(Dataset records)
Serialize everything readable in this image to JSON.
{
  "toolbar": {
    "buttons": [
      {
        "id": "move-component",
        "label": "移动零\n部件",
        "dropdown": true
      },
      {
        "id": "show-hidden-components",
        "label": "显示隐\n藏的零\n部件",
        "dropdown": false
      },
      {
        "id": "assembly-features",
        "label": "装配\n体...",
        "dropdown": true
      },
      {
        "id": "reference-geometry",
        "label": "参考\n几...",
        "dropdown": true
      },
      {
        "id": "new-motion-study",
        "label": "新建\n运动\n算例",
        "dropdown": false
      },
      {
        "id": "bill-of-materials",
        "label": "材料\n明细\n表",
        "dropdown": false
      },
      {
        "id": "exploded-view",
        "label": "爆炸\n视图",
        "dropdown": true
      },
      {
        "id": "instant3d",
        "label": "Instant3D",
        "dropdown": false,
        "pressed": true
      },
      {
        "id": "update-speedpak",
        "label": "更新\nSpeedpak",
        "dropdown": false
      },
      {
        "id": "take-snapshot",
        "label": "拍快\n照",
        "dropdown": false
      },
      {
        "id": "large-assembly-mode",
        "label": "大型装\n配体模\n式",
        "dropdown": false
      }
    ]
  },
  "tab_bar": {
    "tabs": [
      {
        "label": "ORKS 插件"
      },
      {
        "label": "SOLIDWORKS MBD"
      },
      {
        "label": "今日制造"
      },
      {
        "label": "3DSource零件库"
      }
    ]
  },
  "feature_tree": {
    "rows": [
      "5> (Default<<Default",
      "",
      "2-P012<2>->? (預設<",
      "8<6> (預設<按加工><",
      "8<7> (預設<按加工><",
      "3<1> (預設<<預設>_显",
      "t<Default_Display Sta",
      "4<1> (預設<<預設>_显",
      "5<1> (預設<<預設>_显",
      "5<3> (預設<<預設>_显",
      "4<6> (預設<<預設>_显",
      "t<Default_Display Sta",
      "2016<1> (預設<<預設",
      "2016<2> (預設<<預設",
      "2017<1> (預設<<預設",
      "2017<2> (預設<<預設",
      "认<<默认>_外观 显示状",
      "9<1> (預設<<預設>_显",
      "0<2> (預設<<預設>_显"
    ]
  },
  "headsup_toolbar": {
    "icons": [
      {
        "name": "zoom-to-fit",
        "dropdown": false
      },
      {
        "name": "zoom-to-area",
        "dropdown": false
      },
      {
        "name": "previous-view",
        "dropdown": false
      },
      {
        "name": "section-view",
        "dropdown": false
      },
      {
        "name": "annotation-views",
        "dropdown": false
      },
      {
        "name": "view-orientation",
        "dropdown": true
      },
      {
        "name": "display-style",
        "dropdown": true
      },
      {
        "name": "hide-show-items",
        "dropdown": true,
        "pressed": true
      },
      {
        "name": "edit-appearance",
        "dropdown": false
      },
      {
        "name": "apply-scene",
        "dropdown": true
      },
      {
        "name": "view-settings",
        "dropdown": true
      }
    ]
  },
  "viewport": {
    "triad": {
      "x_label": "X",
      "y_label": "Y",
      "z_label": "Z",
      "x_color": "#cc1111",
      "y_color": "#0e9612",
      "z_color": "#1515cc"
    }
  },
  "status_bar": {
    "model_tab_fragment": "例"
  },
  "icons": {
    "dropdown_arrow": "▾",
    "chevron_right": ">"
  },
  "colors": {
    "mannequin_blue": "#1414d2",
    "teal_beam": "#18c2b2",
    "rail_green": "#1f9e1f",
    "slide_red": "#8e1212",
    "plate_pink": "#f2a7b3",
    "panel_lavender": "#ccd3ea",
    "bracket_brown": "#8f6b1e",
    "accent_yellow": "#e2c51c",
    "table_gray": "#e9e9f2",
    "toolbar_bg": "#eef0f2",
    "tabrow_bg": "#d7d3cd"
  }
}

● **Given instruction**
Copy out all the entries shown above, character for character.

● **Expected answer**
Serialize everything readable in this image to JSON.
{
  "toolbar": {
    "buttons": [
      {
        "id": "move-component",
        "label": "移动零\n部件",
        "dropdown": true
      },
      {
        "id": "show-hidden-components",
        "label": "显示隐\n藏的零\n部件",
        "dropdown": false
      },
      {
        "id": "assembly-features",
        "label": "装配\n体...",
        "dropdown": true
      },
      {
        "id": "reference-geometry",
        "label": "参考\n几...",
        "dropdown": true
      },
      {
        "id": "new-motion-study",
        "label": "新建\n运动\n算例",
        "dropdown": false
      },
      {
        "id": "bill-of-materials",
        "label": "材料\n明细\n表",
        "dropdown": false
      },
      {
        "id": "exploded-view",
        "label": "爆炸\n视图",
        "dropdown": true
      },
      {
        "id": "instant3d",
        "label": "Instant3D",
        "dropdown": false,
        "pressed": true
      },
      {
        "id": "update-speedpak",
        "label": "更新\nSpeedpak",
        "dropdown": false
      },
      {
        "id": "take-snapshot",
        "label": "拍快\n照",
        "dropdown": false
      },
      {
        "id": "large-assembly-mode",
        "label": "大型装\n配体模\n式",
        "dropdown": false
      }
    ]
  },
  "tab_bar": {
    "tabs": [
      {
        "label": "ORKS 插件"
      },
      {
        "label": "SOLIDWORKS MBD"
      },
      {
        "label": "今日制造"
      },
      {
        "label": "3DSource零件库"
      }
    ]
  },
  "feature_tree": {
    "rows": [
      "5> (Default<<Default",
      "",
      "2-P012<2>->? (預設<",
      "8<6> (預設<按加工><",
      "8<7> (預設<按加工><",
      "3<1> (預設<<預設>_显",
      "t<Default_Display Sta",
      "4<1> (預設<<預設>_显",
      "5<1> (預設<<預設>_显",
      "5<3> (預設<<預設>_显",
      "4<6> (預設<<預設>_显",
      "t<Default_Display Sta",
      "2016<1> (預設<<預設",
      "2016<2> (預設<<預設",
      "2017<1> (預設<<預設",
      "2017<2> (預設<<預設",
      "认<<默认>_外观 显示状",
      "9<1> (預設<<預設>_显",
      "0<2> (預設<<預設>_显"
    ]
  },
  "headsup_toolbar": {
    "icons": [
      {
        "name": "zoom-to-fit",
        "dropdown": false
      },
      {
        "name": "zoom-to-area",
        "dropdown": false
      },
      {
        "name": "previous-view",
        "dropdown": false
      },
      {
        "name": "section-view",
        "dropdown": false
      },
      {
        "name": "annotation-views",
        "dropdown": false
      },
      {
        "name": "view-orientation",
        "dropdown": true
      },
      {
        "name": "display-style",
        "dropdown": true
      },
      {
        "name": "hide-show-items",
        "dropdown": true,
        "pressed": true
      },
      {
        "name": "edit-appearance",
        "dropdown": false
      },
      {
        "name": "apply-scene",
        "dropdown": true
      },
      {
        "name": "view-settings",
        "dropdown": true
      }
    ]
  },
  "viewport": {
    "triad": {
      "x_label": "X",
      "y_label": "Y",
      "z_label": "Z",
      "x_color": "#cc1111",
      "y_color": "#0e9612",
      "z_color": "#1515cc"
    }
  },
  "status_bar": {
    "model_tab_fragment": "例"
  },
  "icons": {
    "dropdown_arrow": "▾",
    "chevron_right": ">"
  },
  "colors": {
    "mannequin_blue": "#1414d2",
    "teal_beam": "#18c2b2",
    "rail_green": "#1f9e1f",
    "slide_red": "#8e1212",
    "plate_pink": "#f2a7b3",
    "panel_lavender": "#ccd3ea",
    "bracket_brown": "#8f6b1e",
    "accent_yellow": "#e2c51c",
    "table_gray": "#e9e9f2",
    "toolbar_bg": "#eef0f2",
    "tabrow_bg": "#d7d3cd"
  }
}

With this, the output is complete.